# Text excerpt
BEGIN
FORT CARSON, CO, UNITED STATES
FORT CARSON, Colo. – Leaders and human resources experts from Army Human Resources Command, stationed at Fort Knox, Ky., visited Fort Carson, March 12-16.
During their stay, the HRC soldiers provided information to Fort Carson leaders regarding the future of the Army, and mentored troops about changes to human resources policy and the importance of following proper procedures when looking at reassignment or promotion.
Sgt. Maj. Ken Jackson, senior enlisted leader for the adjutant general of the U.S. Army, spoke to enlisted soldiers about many of the new requirements troops must understand and complete to further their military careers.
“With the advent of technology, the soldier has a lot more responsibility for his or her own career,” Jackson said. “They have a lot more resources available to them to become an integral part in decision making when it comes to their careers.”
END
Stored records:
BEGIN
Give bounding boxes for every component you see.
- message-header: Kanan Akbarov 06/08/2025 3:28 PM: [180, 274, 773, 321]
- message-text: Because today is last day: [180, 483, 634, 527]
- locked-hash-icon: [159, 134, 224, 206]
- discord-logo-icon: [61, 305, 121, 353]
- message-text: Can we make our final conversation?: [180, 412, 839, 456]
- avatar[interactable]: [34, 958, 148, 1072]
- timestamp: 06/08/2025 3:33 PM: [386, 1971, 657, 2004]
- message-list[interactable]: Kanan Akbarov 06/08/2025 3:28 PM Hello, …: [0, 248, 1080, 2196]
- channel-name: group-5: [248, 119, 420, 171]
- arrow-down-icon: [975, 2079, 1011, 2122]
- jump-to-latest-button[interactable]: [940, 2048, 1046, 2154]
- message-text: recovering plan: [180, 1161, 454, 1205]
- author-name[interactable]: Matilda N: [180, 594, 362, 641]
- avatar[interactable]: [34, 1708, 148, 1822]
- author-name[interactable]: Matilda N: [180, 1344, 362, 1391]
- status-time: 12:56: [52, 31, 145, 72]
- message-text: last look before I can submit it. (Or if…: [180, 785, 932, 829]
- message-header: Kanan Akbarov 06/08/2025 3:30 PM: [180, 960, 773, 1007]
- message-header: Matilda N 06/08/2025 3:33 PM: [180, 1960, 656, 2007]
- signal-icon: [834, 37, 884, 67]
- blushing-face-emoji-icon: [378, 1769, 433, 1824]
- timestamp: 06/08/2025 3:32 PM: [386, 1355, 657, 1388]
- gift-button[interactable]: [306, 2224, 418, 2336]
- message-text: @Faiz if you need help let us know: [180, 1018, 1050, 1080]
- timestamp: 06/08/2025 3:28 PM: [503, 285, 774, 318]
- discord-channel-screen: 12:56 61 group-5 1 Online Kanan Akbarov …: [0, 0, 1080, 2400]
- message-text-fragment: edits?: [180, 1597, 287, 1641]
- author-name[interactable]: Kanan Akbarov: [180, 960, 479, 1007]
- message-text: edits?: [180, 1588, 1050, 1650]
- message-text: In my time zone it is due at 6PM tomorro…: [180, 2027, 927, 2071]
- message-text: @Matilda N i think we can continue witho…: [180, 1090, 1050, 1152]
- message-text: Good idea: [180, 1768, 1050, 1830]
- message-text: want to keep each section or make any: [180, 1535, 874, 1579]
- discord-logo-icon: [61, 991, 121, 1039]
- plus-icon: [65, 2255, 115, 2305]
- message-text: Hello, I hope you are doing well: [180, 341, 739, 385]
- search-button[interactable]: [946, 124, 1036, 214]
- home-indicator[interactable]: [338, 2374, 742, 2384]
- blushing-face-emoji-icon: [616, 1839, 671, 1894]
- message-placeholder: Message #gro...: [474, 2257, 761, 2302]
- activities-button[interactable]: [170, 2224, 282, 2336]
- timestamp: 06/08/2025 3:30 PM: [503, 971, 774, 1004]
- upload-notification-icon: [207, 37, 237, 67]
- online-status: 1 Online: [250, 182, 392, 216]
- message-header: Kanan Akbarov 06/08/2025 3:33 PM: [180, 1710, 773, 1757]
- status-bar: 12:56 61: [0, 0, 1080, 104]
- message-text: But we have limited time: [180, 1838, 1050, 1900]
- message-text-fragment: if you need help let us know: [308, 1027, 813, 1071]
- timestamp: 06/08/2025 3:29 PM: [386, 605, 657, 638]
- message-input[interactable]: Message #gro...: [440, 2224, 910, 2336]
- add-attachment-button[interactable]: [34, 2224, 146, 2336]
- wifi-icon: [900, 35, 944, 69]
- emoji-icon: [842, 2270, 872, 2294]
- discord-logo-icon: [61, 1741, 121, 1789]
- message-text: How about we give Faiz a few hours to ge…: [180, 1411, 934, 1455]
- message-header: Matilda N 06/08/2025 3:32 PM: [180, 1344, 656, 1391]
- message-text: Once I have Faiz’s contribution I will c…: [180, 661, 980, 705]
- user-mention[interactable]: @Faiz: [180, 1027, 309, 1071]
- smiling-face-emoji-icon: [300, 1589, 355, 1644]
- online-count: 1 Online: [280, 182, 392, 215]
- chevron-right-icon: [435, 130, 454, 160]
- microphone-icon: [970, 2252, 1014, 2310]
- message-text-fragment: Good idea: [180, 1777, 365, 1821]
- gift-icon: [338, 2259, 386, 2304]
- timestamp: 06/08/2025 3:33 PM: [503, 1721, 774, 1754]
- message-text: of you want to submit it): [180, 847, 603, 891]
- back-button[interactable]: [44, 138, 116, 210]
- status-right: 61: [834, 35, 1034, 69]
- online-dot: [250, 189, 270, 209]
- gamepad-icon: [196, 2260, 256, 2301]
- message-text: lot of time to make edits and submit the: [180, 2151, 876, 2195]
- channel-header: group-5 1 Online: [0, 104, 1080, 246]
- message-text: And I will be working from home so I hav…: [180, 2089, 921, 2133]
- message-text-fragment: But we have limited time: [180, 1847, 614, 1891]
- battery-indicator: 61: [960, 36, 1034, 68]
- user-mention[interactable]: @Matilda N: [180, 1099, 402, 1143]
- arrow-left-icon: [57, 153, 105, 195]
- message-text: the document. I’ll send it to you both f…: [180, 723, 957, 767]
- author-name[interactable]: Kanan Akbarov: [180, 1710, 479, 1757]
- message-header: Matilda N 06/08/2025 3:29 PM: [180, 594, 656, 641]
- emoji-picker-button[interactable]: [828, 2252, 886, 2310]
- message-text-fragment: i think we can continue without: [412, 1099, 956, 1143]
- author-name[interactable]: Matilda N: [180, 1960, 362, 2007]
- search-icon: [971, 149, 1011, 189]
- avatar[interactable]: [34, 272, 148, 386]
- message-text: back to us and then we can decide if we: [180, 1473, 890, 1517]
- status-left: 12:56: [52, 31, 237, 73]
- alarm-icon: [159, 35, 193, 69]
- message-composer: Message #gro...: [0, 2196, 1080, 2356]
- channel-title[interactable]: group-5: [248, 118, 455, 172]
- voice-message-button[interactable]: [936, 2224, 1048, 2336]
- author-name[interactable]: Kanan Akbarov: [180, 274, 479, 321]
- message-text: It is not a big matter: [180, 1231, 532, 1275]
END
# What to work on
Please continue the article about the Human Resources Command visit to Fort Carson, picking up right after its last paragraph.

# Answer to this task
During his visit, Jackson focused on showing Fort Carson soldiers the importance of keeping their professional records organized, utilizing online Army career assistance programs, and remaining proactively engaged with unit human resources professionals to ensure paperwork is processed correctly.
“The enlisted leaders here at Fort Carson are willing and eager to take care of soldiers,” Jackson said. “Once we started giving them the knowledge we brought to the table and showing them things going on across the Army, light bulbs started going on in their heads.”
Educating soldiers about changes in Army policy is imperative to ensuring they make the best choices to further their career, said Sgt. Maj. Rodney Allen, senior enlisted leader, Enlisted Personnel Management Directorate, HRC.
“We want to share with the soldiers out here why we do our business, how we do our business, and an idea of the nuances it takes to get soldiers where they want to be and maintain a balance in the Army,” Allen said.
Allen spoke to enlisted soldiers about assignments and highlighted the Qualitative Selection Program, an initiative implemented by the Army to identify soldiers’ productivity levels and gauge whether they are maintaining standards.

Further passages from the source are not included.